▸ Written instruction:
Set down the material below word for word, excluding the pictures.
-------- Task data
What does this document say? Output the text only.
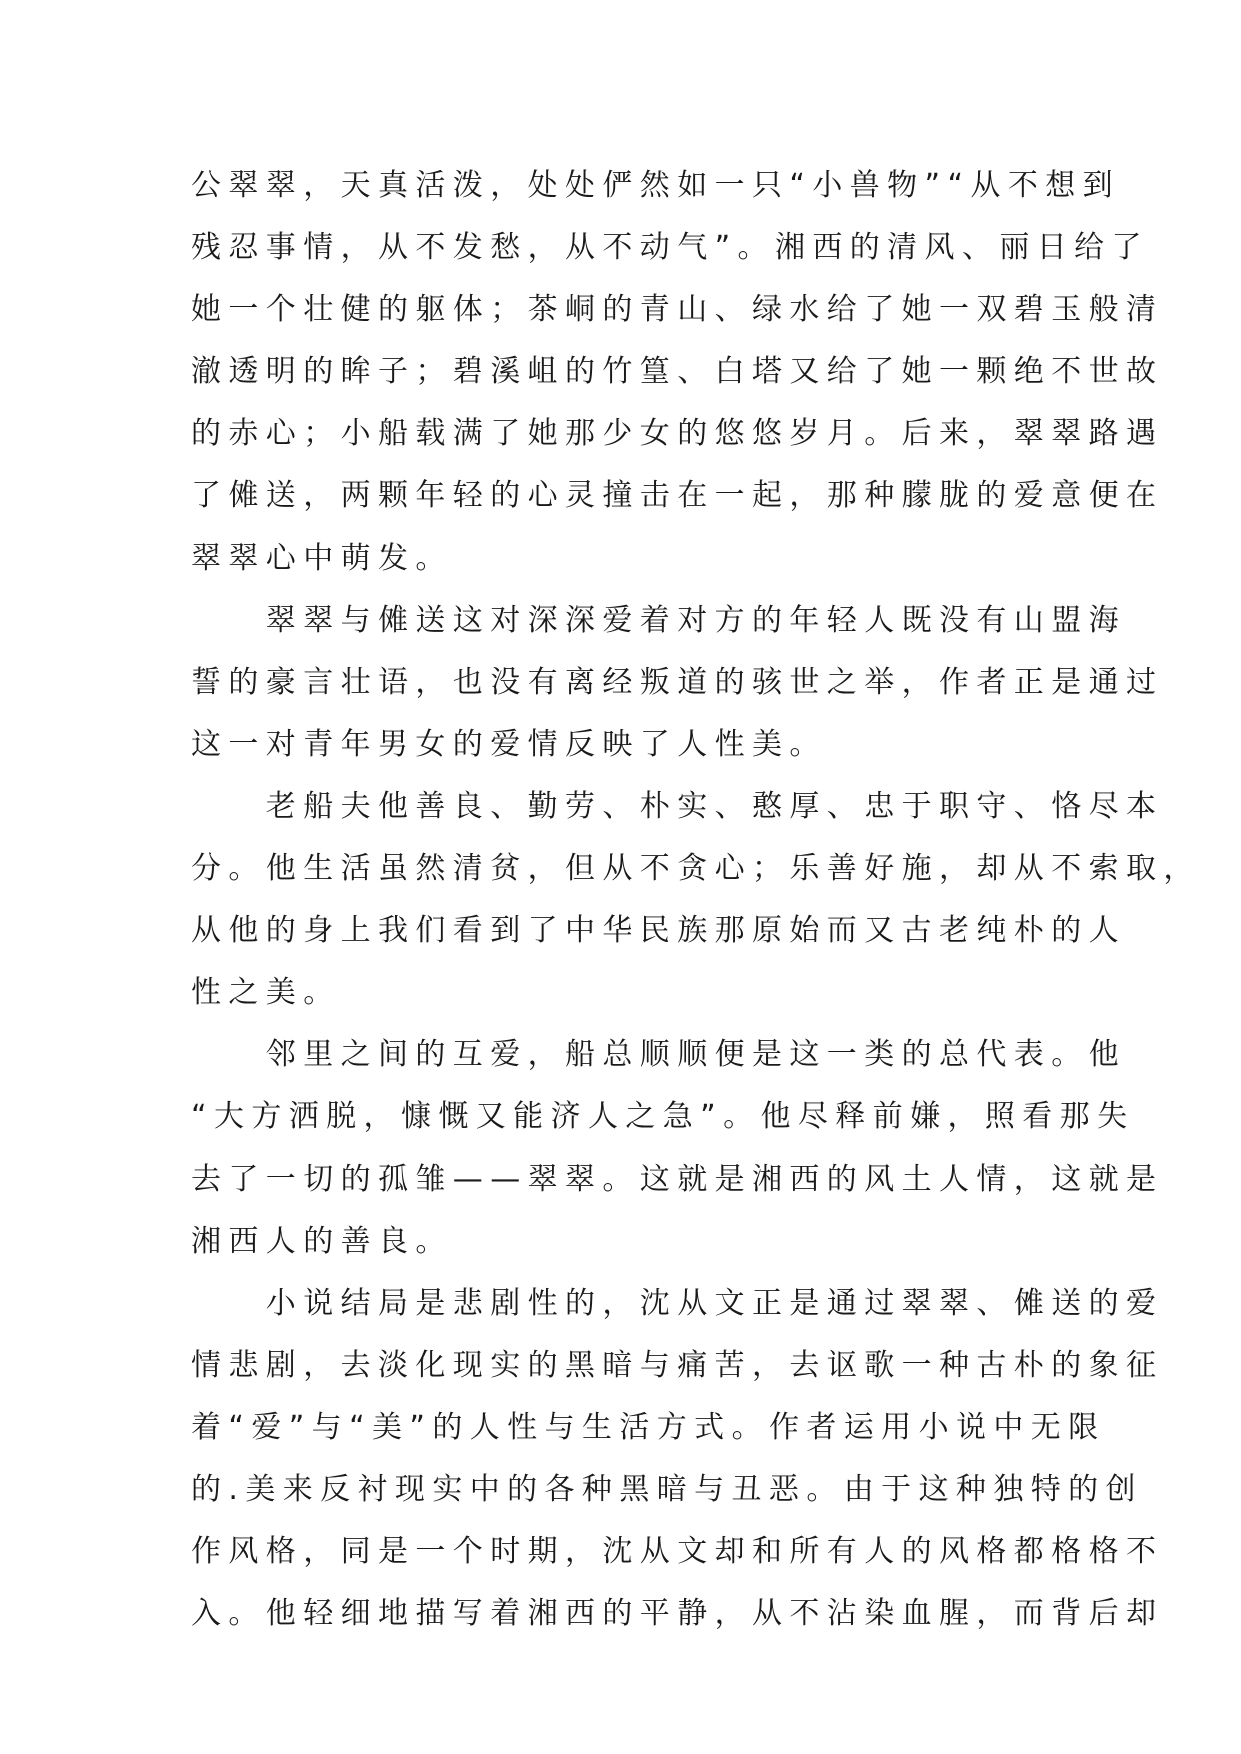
公翠翠，天真活泼，处处俨然如一只“小兽物”“从不想到
残忍事情，从不发愁，从不动气”。湘西的清风、丽日给了
她一个壮健的躯体；茶峒的青山、绿水给了她一双碧玉般清
澈透明的眸子；碧溪岨的竹篁、白塔又给了她一颗绝不世故
的赤心；小船载满了她那少女的悠悠岁月。后来，翠翠路遇
了傩送，两颗年轻的心灵撞击在一起，那种朦胧的爱意便在
翠翠心中萌发。
　　翠翠与傩送这对深深爱着对方的年轻人既没有山盟海
誓的豪言壮语，也没有离经叛道的骇世之举，作者正是通过
这一对青年男女的爱情反映了人性美。
　　老船夫他善良、勤劳、朴实、憨厚、忠于职守、恪尽本
分。他生活虽然清贫，但从不贪心；乐善好施，却从不索取，
从他的身上我们看到了中华民族那原始而又古老纯朴的人
性之美。
　　邻里之间的互爱，船总顺顺便是这一类的总代表。他
“大方洒脱，慷慨又能济人之急”。他尽释前嫌，照看那失
去了一切的孤雏——翠翠。这就是湘西的风土人情，这就是
湘西人的善良。
　　小说结局是悲剧性的，沈从文正是通过翠翠、傩送的爱
情悲剧，去淡化现实的黑暗与痛苦，去讴歌一种古朴的象征
着“爱”与“美”的人性与生活方式。作者运用小说中无限
的.美来反衬现实中的各种黑暗与丑恶。由于这种独特的创
作风格，同是一个时期，沈从文却和所有人的风格都格格不
入。他轻细地描写着湘西的平静，从不沾染血腥，而背后却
----------------
▸ Full output:
What does this document say? Output the text only.
公翠翠，天真活泼，处处俨然如一只“小兽物”“从不想到
残忍事情，从不发愁，从不动气”。湘西的清风、丽日给了
她一个壮健的躯体；茶峒的青山、绿水给了她一双碧玉般清
澈透明的眸子；碧溪岨的竹篁、白塔又给了她一颗绝不世故
的赤心；小船载满了她那少女的悠悠岁月。后来，翠翠路遇
了傩送，两颗年轻的心灵撞击在一起，那种朦胧的爱意便在
翠翠心中萌发。
　　翠翠与傩送这对深深爱着对方的年轻人既没有山盟海
誓的豪言壮语，也没有离经叛道的骇世之举，作者正是通过
这一对青年男女的爱情反映了人性美。
　　老船夫他善良、勤劳、朴实、憨厚、忠于职守、恪尽本
分。他生活虽然清贫，但从不贪心；乐善好施，却从不索取，
从他的身上我们看到了中华民族那原始而又古老纯朴的人
性之美。
　　邻里之间的互爱，船总顺顺便是这一类的总代表。他
“大方洒脱，慷慨又能济人之急”。他尽释前嫌，照看那失
去了一切的孤雏——翠翠。这就是湘西的风土人情，这就是
湘西人的善良。
　　小说结局是悲剧性的，沈从文正是通过翠翠、傩送的爱
情悲剧，去淡化现实的黑暗与痛苦，去讴歌一种古朴的象征
着“爱”与“美”的人性与生活方式。作者运用小说中无限
的.美来反衬现实中的各种黑暗与丑恶。由于这种独特的创
作风格，同是一个时期，沈从文却和所有人的风格都格格不
入。他轻细地描写着湘西的平静，从不沾染血腥，而背后却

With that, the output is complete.